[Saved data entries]
########

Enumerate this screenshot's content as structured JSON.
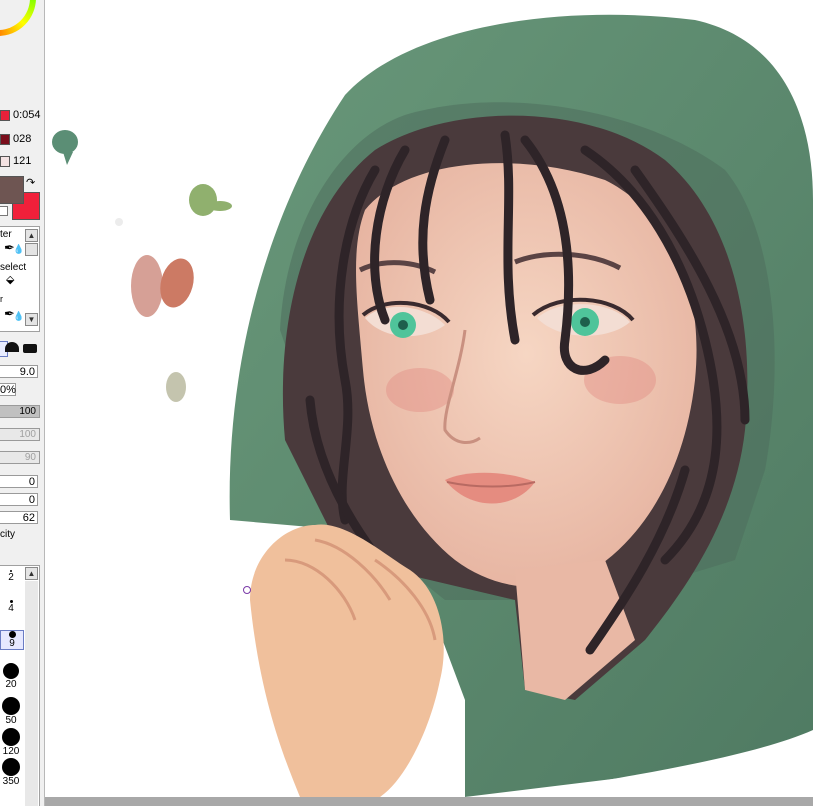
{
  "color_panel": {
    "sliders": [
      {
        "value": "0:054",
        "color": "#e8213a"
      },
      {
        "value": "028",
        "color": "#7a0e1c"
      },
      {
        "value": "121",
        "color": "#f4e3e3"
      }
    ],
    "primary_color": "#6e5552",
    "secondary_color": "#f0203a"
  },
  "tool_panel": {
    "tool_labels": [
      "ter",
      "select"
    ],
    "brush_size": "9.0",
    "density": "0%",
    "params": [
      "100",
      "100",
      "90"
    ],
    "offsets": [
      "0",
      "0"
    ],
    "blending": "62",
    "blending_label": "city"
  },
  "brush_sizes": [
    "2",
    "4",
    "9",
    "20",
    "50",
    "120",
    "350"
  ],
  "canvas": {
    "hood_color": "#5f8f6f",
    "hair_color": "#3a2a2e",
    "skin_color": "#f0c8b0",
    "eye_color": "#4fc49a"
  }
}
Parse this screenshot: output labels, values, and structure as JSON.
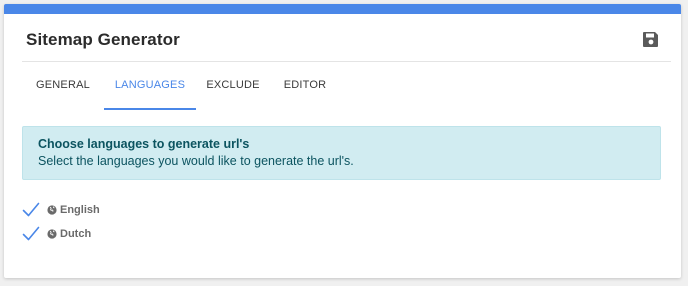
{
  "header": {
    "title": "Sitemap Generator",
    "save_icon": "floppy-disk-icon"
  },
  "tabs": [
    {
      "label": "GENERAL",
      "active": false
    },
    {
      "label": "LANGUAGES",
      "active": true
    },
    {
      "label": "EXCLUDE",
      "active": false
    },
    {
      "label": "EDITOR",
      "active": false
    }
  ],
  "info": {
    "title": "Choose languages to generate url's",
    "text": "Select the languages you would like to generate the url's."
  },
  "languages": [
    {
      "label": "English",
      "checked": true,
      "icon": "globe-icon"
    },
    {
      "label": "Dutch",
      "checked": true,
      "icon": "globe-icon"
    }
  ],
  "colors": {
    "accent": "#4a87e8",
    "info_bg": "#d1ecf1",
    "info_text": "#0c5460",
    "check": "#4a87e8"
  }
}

########

EXERCISE GOAL:
Copy all the records above exactly, but leave out the pictures.

FINAL RESULT:
Enumerate this screenshot's content as structured JSON.
{
  "color_panel": {
    "sliders": [
      {
        "value": "0:054",
        "color": "#e8213a"
      },
      {
        "value": "028",
        "color": "#7a0e1c"
      },
      {
        "value": "121",
        "color": "#f4e3e3"
      }
    ],
    "primary_color": "#6e5552",
    "secondary_color": "#f0203a"
  },
  "tool_panel": {
    "tool_labels": [
      "ter",
      "select"
    ],
    "brush_size": "9.0",
    "density": "0%",
    "params": [
      "100",
      "100",
      "90"
    ],
    "offsets": [
      "0",
      "0"
    ],
    "blending": "62",
    "blending_label": "city"
  },
  "brush_sizes": [
    "2",
    "4",
    "9",
    "20",
    "50",
    "120",
    "350"
  ],
  "canvas": {
    "hood_color": "#5f8f6f",
    "hair_color": "#3a2a2e",
    "skin_color": "#f0c8b0",
    "eye_color": "#4fc49a"
  }
}
Parse this screenshot: output labels, values, and structure as JSON.
{
  "header": {
    "title": "Sitemap Generator",
    "save_icon": "floppy-disk-icon"
  },
  "tabs": [
    {
      "label": "GENERAL",
      "active": false
    },
    {
      "label": "LANGUAGES",
      "active": true
    },
    {
      "label": "EXCLUDE",
      "active": false
    },
    {
      "label": "EDITOR",
      "active": false
    }
  ],
  "info": {
    "title": "Choose languages to generate url's",
    "text": "Select the languages you would like to generate the url's."
  },
  "languages": [
    {
      "label": "English",
      "checked": true,
      "icon": "globe-icon"
    },
    {
      "label": "Dutch",
      "checked": true,
      "icon": "globe-icon"
    }
  ],
  "colors": {
    "accent": "#4a87e8",
    "info_bg": "#d1ecf1",
    "info_text": "#0c5460",
    "check": "#4a87e8"
  }
}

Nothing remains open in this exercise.